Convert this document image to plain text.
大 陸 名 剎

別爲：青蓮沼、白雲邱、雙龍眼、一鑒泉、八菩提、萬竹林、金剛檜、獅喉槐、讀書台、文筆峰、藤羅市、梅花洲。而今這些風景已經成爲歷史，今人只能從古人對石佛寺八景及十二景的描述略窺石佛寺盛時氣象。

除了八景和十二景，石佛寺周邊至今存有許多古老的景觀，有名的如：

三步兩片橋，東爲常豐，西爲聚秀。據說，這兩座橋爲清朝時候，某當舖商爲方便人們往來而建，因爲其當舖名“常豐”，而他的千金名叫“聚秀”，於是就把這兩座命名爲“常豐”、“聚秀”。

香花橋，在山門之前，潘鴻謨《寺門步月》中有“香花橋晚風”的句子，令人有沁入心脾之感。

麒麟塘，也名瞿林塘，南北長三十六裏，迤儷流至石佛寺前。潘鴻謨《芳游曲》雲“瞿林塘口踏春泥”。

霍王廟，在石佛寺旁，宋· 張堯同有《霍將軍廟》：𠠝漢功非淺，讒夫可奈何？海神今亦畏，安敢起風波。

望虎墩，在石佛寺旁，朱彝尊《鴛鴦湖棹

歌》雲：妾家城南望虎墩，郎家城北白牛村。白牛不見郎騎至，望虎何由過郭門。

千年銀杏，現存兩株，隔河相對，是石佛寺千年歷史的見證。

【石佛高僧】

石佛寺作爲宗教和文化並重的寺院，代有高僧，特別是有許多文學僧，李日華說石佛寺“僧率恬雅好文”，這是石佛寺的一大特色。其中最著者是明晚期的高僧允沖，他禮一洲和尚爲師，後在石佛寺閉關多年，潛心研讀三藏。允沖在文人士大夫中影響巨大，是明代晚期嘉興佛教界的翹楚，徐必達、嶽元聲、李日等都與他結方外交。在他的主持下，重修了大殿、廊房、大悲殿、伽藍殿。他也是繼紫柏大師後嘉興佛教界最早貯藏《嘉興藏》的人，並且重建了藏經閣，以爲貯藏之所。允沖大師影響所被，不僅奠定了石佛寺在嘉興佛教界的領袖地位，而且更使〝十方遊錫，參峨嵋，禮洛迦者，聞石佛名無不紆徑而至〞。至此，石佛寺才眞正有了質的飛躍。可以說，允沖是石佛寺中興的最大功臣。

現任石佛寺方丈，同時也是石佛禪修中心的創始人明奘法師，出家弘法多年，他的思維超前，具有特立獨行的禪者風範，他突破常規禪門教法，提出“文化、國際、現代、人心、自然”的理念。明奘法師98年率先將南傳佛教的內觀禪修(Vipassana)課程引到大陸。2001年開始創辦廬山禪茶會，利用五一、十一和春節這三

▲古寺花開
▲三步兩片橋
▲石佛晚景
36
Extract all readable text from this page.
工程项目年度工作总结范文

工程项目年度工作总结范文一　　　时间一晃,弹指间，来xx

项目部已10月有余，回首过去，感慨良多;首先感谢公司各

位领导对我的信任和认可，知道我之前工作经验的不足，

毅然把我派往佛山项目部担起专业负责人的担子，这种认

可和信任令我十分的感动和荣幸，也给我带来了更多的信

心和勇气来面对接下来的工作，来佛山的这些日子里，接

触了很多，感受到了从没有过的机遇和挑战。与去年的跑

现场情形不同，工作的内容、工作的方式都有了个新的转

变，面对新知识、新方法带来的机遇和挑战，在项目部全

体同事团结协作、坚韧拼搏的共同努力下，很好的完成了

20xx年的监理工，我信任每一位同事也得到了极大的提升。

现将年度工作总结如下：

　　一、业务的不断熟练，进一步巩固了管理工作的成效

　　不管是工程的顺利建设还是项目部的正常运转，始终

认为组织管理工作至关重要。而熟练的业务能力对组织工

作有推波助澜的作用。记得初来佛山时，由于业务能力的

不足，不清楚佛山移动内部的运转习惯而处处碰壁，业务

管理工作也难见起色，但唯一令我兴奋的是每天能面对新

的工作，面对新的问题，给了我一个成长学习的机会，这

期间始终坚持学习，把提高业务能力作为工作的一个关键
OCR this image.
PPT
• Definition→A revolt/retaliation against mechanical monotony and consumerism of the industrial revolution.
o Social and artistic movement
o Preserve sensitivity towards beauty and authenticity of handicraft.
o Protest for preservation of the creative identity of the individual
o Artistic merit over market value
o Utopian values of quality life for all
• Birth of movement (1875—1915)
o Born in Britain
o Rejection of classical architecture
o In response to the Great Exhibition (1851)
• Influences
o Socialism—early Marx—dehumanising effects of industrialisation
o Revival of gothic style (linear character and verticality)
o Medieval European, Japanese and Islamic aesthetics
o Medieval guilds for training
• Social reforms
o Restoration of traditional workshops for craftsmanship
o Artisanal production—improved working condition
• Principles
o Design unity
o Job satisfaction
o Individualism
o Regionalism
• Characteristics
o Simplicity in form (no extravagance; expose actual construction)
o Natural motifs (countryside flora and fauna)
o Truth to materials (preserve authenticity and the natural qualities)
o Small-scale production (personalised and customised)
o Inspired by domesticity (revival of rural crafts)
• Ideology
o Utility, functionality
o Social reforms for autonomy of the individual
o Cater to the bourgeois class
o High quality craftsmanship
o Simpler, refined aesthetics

----

▶ PROBLEM DETAILS: Extract every entry above as it appears.

▶ COMPLETE RESPONSE:
Convert this document image to plain text.
大 陸 名 剎

別爲：青蓮沼、白雲邱、雙龍眼、一鑒泉、八菩提、萬竹林、金剛檜、獅喉槐、讀書台、文筆峰、藤羅市、梅花洲。而今這些風景已經成爲歷史，今人只能從古人對石佛寺八景及十二景的描述略窺石佛寺盛時氣象。

除了八景和十二景，石佛寺周邊至今存有許多古老的景觀，有名的如：

三步兩片橋，東爲常豐，西爲聚秀。據說，這兩座橋爲清朝時候，某當舖商爲方便人們往來而建，因爲其當舖名“常豐”，而他的千金名叫“聚秀”，於是就把這兩座命名爲“常豐”、“聚秀”。

香花橋，在山門之前，潘鴻謨《寺門步月》中有“香花橋晚風”的句子，令人有沁入心脾之感。

麒麟塘，也名瞿林塘，南北長三十六裏，迤儷流至石佛寺前。潘鴻謨《芳游曲》雲“瞿林塘口踏春泥”。

霍王廟，在石佛寺旁，宋· 張堯同有《霍將軍廟》：𠠝漢功非淺，讒夫可奈何？海神今亦畏，安敢起風波。

望虎墩，在石佛寺旁，朱彝尊《鴛鴦湖棹

歌》雲：妾家城南望虎墩，郎家城北白牛村。白牛不見郎騎至，望虎何由過郭門。

千年銀杏，現存兩株，隔河相對，是石佛寺千年歷史的見證。

【石佛高僧】

石佛寺作爲宗教和文化並重的寺院，代有高僧，特別是有許多文學僧，李日華說石佛寺“僧率恬雅好文”，這是石佛寺的一大特色。其中最著者是明晚期的高僧允沖，他禮一洲和尚爲師，後在石佛寺閉關多年，潛心研讀三藏。允沖在文人士大夫中影響巨大，是明代晚期嘉興佛教界的翹楚，徐必達、嶽元聲、李日等都與他結方外交。在他的主持下，重修了大殿、廊房、大悲殿、伽藍殿。他也是繼紫柏大師後嘉興佛教界最早貯藏《嘉興藏》的人，並且重建了藏經閣，以爲貯藏之所。允沖大師影響所被，不僅奠定了石佛寺在嘉興佛教界的領袖地位，而且更使〝十方遊錫，參峨嵋，禮洛迦者，聞石佛名無不紆徑而至〞。至此，石佛寺才眞正有了質的飛躍。可以說，允沖是石佛寺中興的最大功臣。

現任石佛寺方丈，同時也是石佛禪修中心的創始人明奘法師，出家弘法多年，他的思維超前，具有特立獨行的禪者風範，他突破常規禪門教法，提出“文化、國際、現代、人心、自然”的理念。明奘法師98年率先將南傳佛教的內觀禪修(Vipassana)課程引到大陸。2001年開始創辦廬山禪茶會，利用五一、十一和春節這三

▲古寺花開
▲三步兩片橋
▲石佛晚景
36
Extract all readable text from this page.
工程项目年度工作总结范文

工程项目年度工作总结范文一　　　时间一晃,弹指间，来xx

项目部已10月有余，回首过去，感慨良多;首先感谢公司各

位领导对我的信任和认可，知道我之前工作经验的不足，

毅然把我派往佛山项目部担起专业负责人的担子，这种认

可和信任令我十分的感动和荣幸，也给我带来了更多的信

心和勇气来面对接下来的工作，来佛山的这些日子里，接

触了很多，感受到了从没有过的机遇和挑战。与去年的跑

现场情形不同，工作的内容、工作的方式都有了个新的转

变，面对新知识、新方法带来的机遇和挑战，在项目部全

体同事团结协作、坚韧拼搏的共同努力下，很好的完成了

20xx年的监理工，我信任每一位同事也得到了极大的提升。

现将年度工作总结如下：

　　一、业务的不断熟练，进一步巩固了管理工作的成效

　　不管是工程的顺利建设还是项目部的正常运转，始终

认为组织管理工作至关重要。而熟练的业务能力对组织工

作有推波助澜的作用。记得初来佛山时，由于业务能力的

不足，不清楚佛山移动内部的运转习惯而处处碰壁，业务

管理工作也难见起色，但唯一令我兴奋的是每天能面对新

的工作，面对新的问题，给了我一个成长学习的机会，这

期间始终坚持学习，把提高业务能力作为工作的一个关键
OCR this image.
PPT
• Definition→A revolt/retaliation against mechanical monotony and consumerism of the industrial revolution.
o Social and artistic movement
o Preserve sensitivity towards beauty and authenticity of handicraft.
o Protest for preservation of the creative identity of the individual
o Artistic merit over market value
o Utopian values of quality life for all
• Birth of movement (1875—1915)
o Born in Britain
o Rejection of classical architecture
o In response to the Great Exhibition (1851)
• Influences
o Socialism—early Marx—dehumanising effects of industrialisation
o Revival of gothic style (linear character and verticality)
o Medieval European, Japanese and Islamic aesthetics
o Medieval guilds for training
• Social reforms
o Restoration of traditional workshops for craftsmanship
o Artisanal production—improved working condition
• Principles
o Design unity
o Job satisfaction
o Individualism
o Regionalism
• Characteristics
o Simplicity in form (no extravagance; expose actual construction)
o Natural motifs (countryside flora and fauna)
o Truth to materials (preserve authenticity and the natural qualities)
o Small-scale production (personalised and customised)
o Inspired by domesticity (revival of rural crafts)
• Ideology
o Utility, functionality
o Social reforms for autonomy of the individual
o Cater to the bourgeois class
o High quality craftsmanship
o Simpler, refined aesthetics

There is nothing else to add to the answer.